*** Records ***
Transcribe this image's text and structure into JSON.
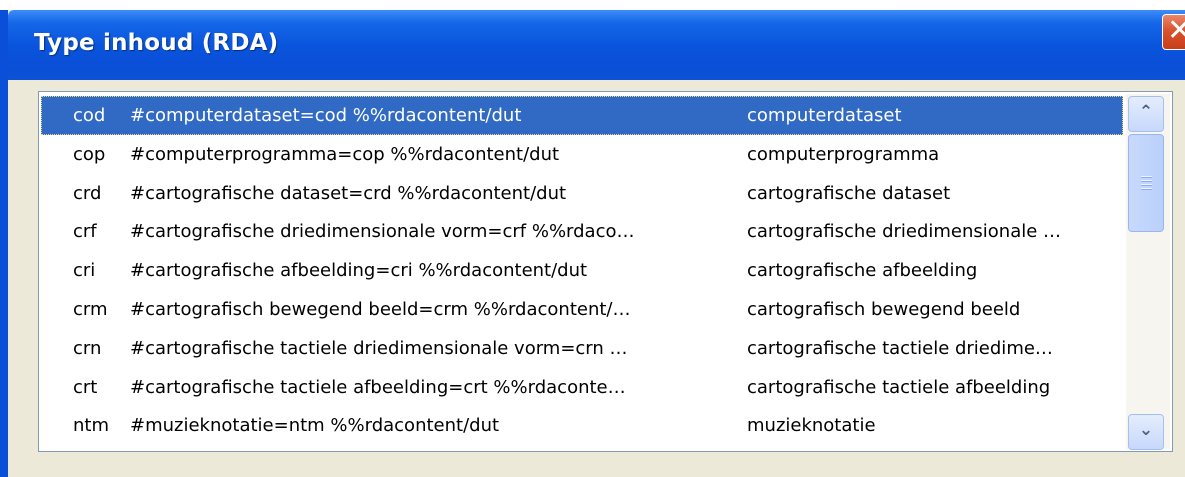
{
  "window": {
    "title": "Type inhoud (RDA)",
    "close_label": "✕"
  },
  "list": {
    "rows": [
      {
        "code": "cod",
        "description": "#computerdataset=cod %%rdacontent/dut",
        "label": "computerdataset"
      },
      {
        "code": "cop",
        "description": "#computerprogramma=cop %%rdacontent/dut",
        "label": "computerprogramma"
      },
      {
        "code": "crd",
        "description": "#cartografische dataset=crd %%rdacontent/dut",
        "label": "cartografische dataset"
      },
      {
        "code": "crf",
        "description": "#cartografische driedimensionale vorm=crf %%rdaco…",
        "label": "cartografische driedimensionale …"
      },
      {
        "code": "cri",
        "description": "#cartografische afbeelding=cri %%rdacontent/dut",
        "label": "cartografische afbeelding"
      },
      {
        "code": "crm",
        "description": "#cartografisch bewegend beeld=crm %%rdacontent/…",
        "label": "cartografisch bewegend beeld"
      },
      {
        "code": "crn",
        "description": "#cartografische tactiele driedimensionale vorm=crn …",
        "label": "cartografische tactiele driedime…"
      },
      {
        "code": "crt",
        "description": "#cartografische tactiele afbeelding=crt %%rdaconte…",
        "label": "cartografische tactiele afbeelding"
      },
      {
        "code": "ntm",
        "description": "#muzieknotatie=ntm %%rdacontent/dut",
        "label": "muzieknotatie"
      }
    ],
    "selected_index": 0
  },
  "scrollbar": {
    "up_icon": "arrow-up-icon",
    "down_icon": "arrow-down-icon",
    "up_glyph": "⌃",
    "down_glyph": "⌄"
  },
  "colors": {
    "titlebar": "#0a4fd8",
    "selection": "#316ac5",
    "close": "#d9532c"
  }
}
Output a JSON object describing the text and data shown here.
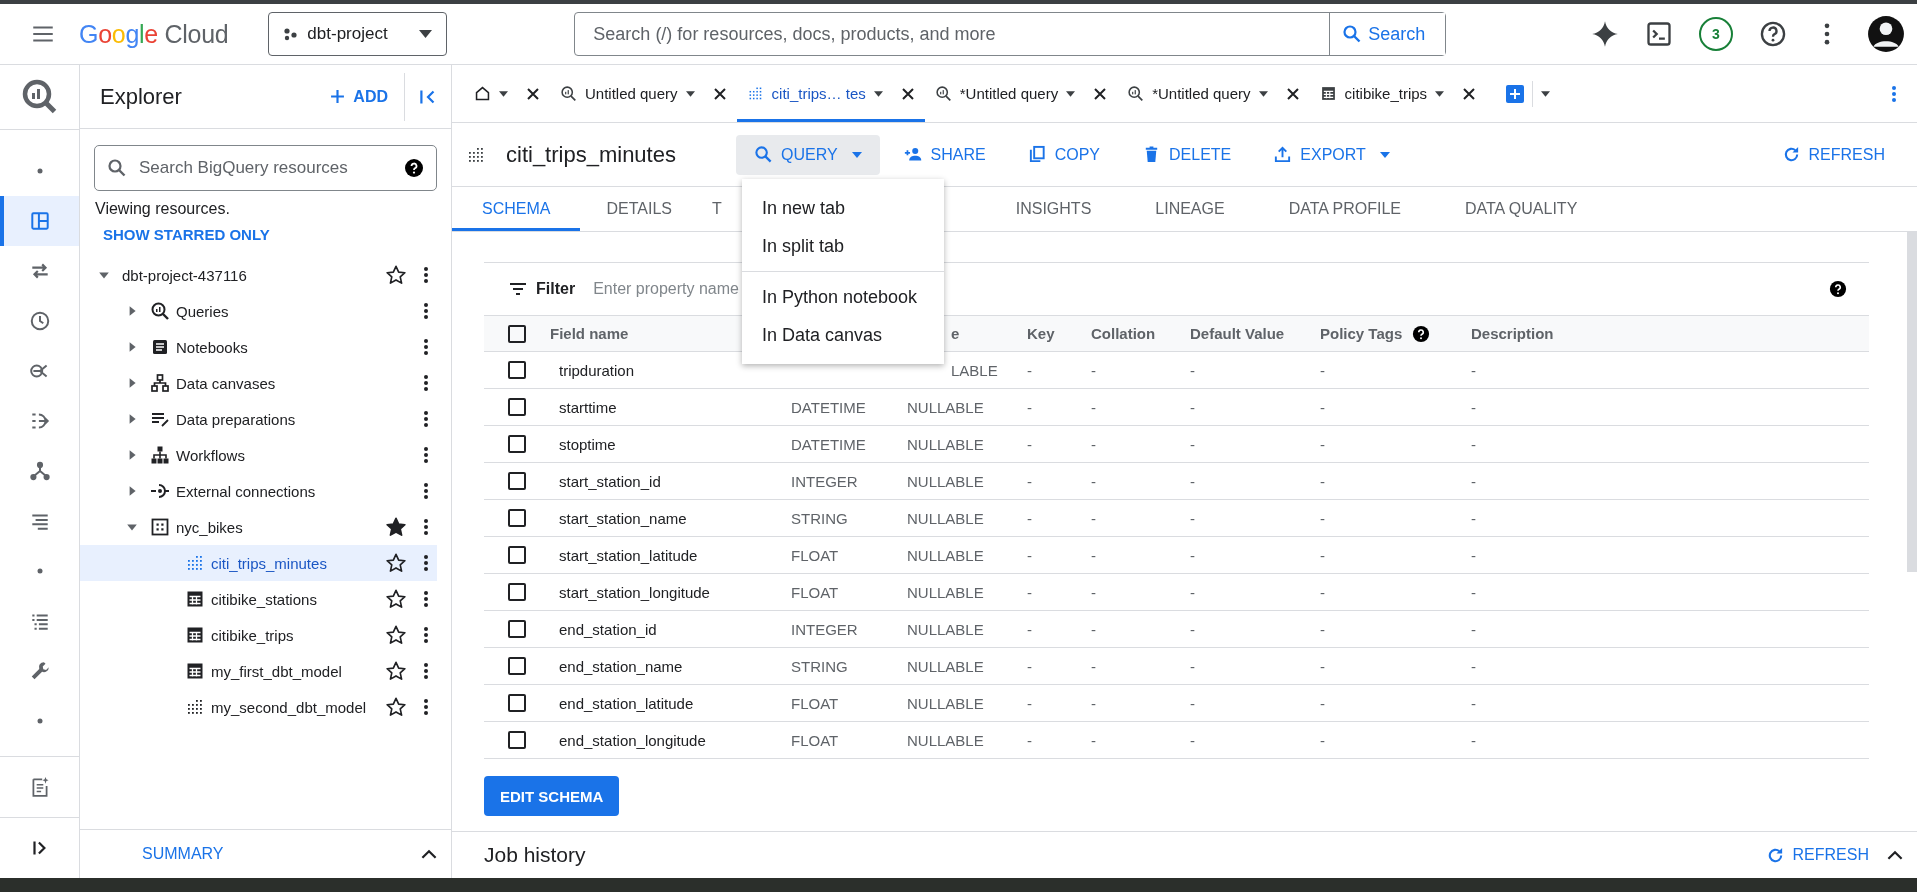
{
  "header": {
    "brand": "Google",
    "product": "Cloud",
    "project": "dbt-project",
    "search_placeholder": "Search (/) for resources, docs, products, and more",
    "search_button": "Search",
    "notification_count": "3"
  },
  "rail": {
    "items": [
      {
        "kind": "dot",
        "selected": false
      },
      {
        "kind": "panel",
        "selected": true
      },
      {
        "kind": "transfer",
        "selected": false
      },
      {
        "kind": "clock",
        "selected": false
      },
      {
        "kind": "graph",
        "selected": false
      },
      {
        "kind": "pipeline",
        "selected": false
      },
      {
        "kind": "tree",
        "selected": false
      },
      {
        "kind": "lines",
        "selected": false
      },
      {
        "kind": "dot",
        "selected": false
      },
      {
        "kind": "list",
        "selected": false
      },
      {
        "kind": "wrench",
        "selected": false
      },
      {
        "kind": "dot",
        "selected": false
      }
    ]
  },
  "explorer": {
    "title": "Explorer",
    "add": "ADD",
    "search_placeholder": "Search BigQuery resources",
    "viewing": "Viewing resources.",
    "starred_link": "SHOW STARRED ONLY",
    "tree": [
      {
        "label": "dbt-project-437116",
        "kind": "project",
        "expanded": true,
        "starred": false,
        "children": [
          {
            "label": "Queries",
            "kind": "queries",
            "expanded": false
          },
          {
            "label": "Notebooks",
            "kind": "notebooks",
            "expanded": false
          },
          {
            "label": "Data canvases",
            "kind": "canvases",
            "expanded": false
          },
          {
            "label": "Data preparations",
            "kind": "preparations",
            "expanded": false
          },
          {
            "label": "Workflows",
            "kind": "workflows",
            "expanded": false
          },
          {
            "label": "External connections",
            "kind": "connections",
            "expanded": false
          },
          {
            "label": "nyc_bikes",
            "kind": "dataset",
            "expanded": true,
            "starred": true,
            "children": [
              {
                "label": "citi_trips_minutes",
                "kind": "view",
                "starred": false,
                "selected": true
              },
              {
                "label": "citibike_stations",
                "kind": "table",
                "starred": false,
                "selected": false
              },
              {
                "label": "citibike_trips",
                "kind": "table",
                "starred": false,
                "selected": false
              },
              {
                "label": "my_first_dbt_model",
                "kind": "table",
                "starred": false,
                "selected": false
              },
              {
                "label": "my_second_dbt_model",
                "kind": "view",
                "starred": false,
                "selected": false
              }
            ]
          }
        ]
      }
    ],
    "summary": "SUMMARY"
  },
  "tabs": [
    {
      "kind": "home",
      "selected": false
    },
    {
      "kind": "query",
      "label": "Untitled query",
      "selected": false
    },
    {
      "kind": "view",
      "label": "citi_trips… tes",
      "selected": true
    },
    {
      "kind": "query",
      "label": "*Untitled query",
      "selected": false
    },
    {
      "kind": "query",
      "label": "*Untitled query",
      "selected": false
    },
    {
      "kind": "table",
      "label": "citibike_trips",
      "selected": false
    }
  ],
  "toolbar": {
    "title": "citi_trips_minutes",
    "actions": [
      {
        "kind": "query",
        "label": "QUERY",
        "dropdown": true,
        "pressed": true
      },
      {
        "kind": "share",
        "label": "SHARE",
        "dropdown": false,
        "pressed": false
      },
      {
        "kind": "copy",
        "label": "COPY",
        "dropdown": false,
        "pressed": false
      },
      {
        "kind": "delete",
        "label": "DELETE",
        "dropdown": false,
        "pressed": false
      },
      {
        "kind": "export",
        "label": "EXPORT",
        "dropdown": true,
        "pressed": false
      }
    ],
    "refresh": "REFRESH"
  },
  "query_menu": {
    "items": [
      {
        "label": "In new tab",
        "separator_before": false
      },
      {
        "label": "In split tab",
        "separator_before": false
      },
      {
        "label": "In Python notebook",
        "separator_before": true
      },
      {
        "label": "In Data canvas",
        "separator_before": false
      }
    ]
  },
  "subtabs": [
    {
      "label": "SCHEMA",
      "selected": true,
      "clipped": false
    },
    {
      "label": "DETAILS",
      "selected": false,
      "clipped": false
    },
    {
      "label": "T",
      "selected": false,
      "clipped": true
    },
    {
      "label": "INSIGHTS",
      "selected": false,
      "clipped": false
    },
    {
      "label": "LINEAGE",
      "selected": false,
      "clipped": false
    },
    {
      "label": "DATA PROFILE",
      "selected": false,
      "clipped": false
    },
    {
      "label": "DATA QUALITY",
      "selected": false,
      "clipped": false
    }
  ],
  "schema": {
    "filter_label": "Filter",
    "filter_placeholder": "Enter property name",
    "columns": {
      "name": "Field name",
      "mode": "e",
      "key": "Key",
      "collation": "Collation",
      "default": "Default Value",
      "policy": "Policy Tags",
      "description": "Description"
    },
    "header_checked": false,
    "rows": [
      {
        "name": "tripduration",
        "mode": "LABLE",
        "key": "-",
        "collation": "-",
        "default": "-",
        "policy": "-",
        "description": "-",
        "checked": false
      },
      {
        "name": "starttime",
        "type": "DATETIME",
        "mode": "NULLABLE",
        "key": "-",
        "collation": "-",
        "default": "-",
        "policy": "-",
        "description": "-",
        "checked": false
      },
      {
        "name": "stoptime",
        "type": "DATETIME",
        "mode": "NULLABLE",
        "key": "-",
        "collation": "-",
        "default": "-",
        "policy": "-",
        "description": "-",
        "checked": false
      },
      {
        "name": "start_station_id",
        "type": "INTEGER",
        "mode": "NULLABLE",
        "key": "-",
        "collation": "-",
        "default": "-",
        "policy": "-",
        "description": "-",
        "checked": false
      },
      {
        "name": "start_station_name",
        "type": "STRING",
        "mode": "NULLABLE",
        "key": "-",
        "collation": "-",
        "default": "-",
        "policy": "-",
        "description": "-",
        "checked": false
      },
      {
        "name": "start_station_latitude",
        "type": "FLOAT",
        "mode": "NULLABLE",
        "key": "-",
        "collation": "-",
        "default": "-",
        "policy": "-",
        "description": "-",
        "checked": false
      },
      {
        "name": "start_station_longitude",
        "type": "FLOAT",
        "mode": "NULLABLE",
        "key": "-",
        "collation": "-",
        "default": "-",
        "policy": "-",
        "description": "-",
        "checked": false
      },
      {
        "name": "end_station_id",
        "type": "INTEGER",
        "mode": "NULLABLE",
        "key": "-",
        "collation": "-",
        "default": "-",
        "policy": "-",
        "description": "-",
        "checked": false
      },
      {
        "name": "end_station_name",
        "type": "STRING",
        "mode": "NULLABLE",
        "key": "-",
        "collation": "-",
        "default": "-",
        "policy": "-",
        "description": "-",
        "checked": false
      },
      {
        "name": "end_station_latitude",
        "type": "FLOAT",
        "mode": "NULLABLE",
        "key": "-",
        "collation": "-",
        "default": "-",
        "policy": "-",
        "description": "-",
        "checked": false
      },
      {
        "name": "end_station_longitude",
        "type": "FLOAT",
        "mode": "NULLABLE",
        "key": "-",
        "collation": "-",
        "default": "-",
        "policy": "-",
        "description": "-",
        "checked": false
      }
    ],
    "edit_button": "EDIT SCHEMA"
  },
  "job_history": {
    "title": "Job history",
    "refresh": "REFRESH"
  }
}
***
What you need to do: Filter the records for lines holding the string "tactiele". Copy each one.

Solution for this task:
        "description": "#cartografische tactiele driedimensionale vorm=crn …",
        "label": "cartografische tactiele driedime…"
        "description": "#cartografische tactiele afbeelding=crt %%rdaconte…",
        "label": "cartografische tactiele afbeelding"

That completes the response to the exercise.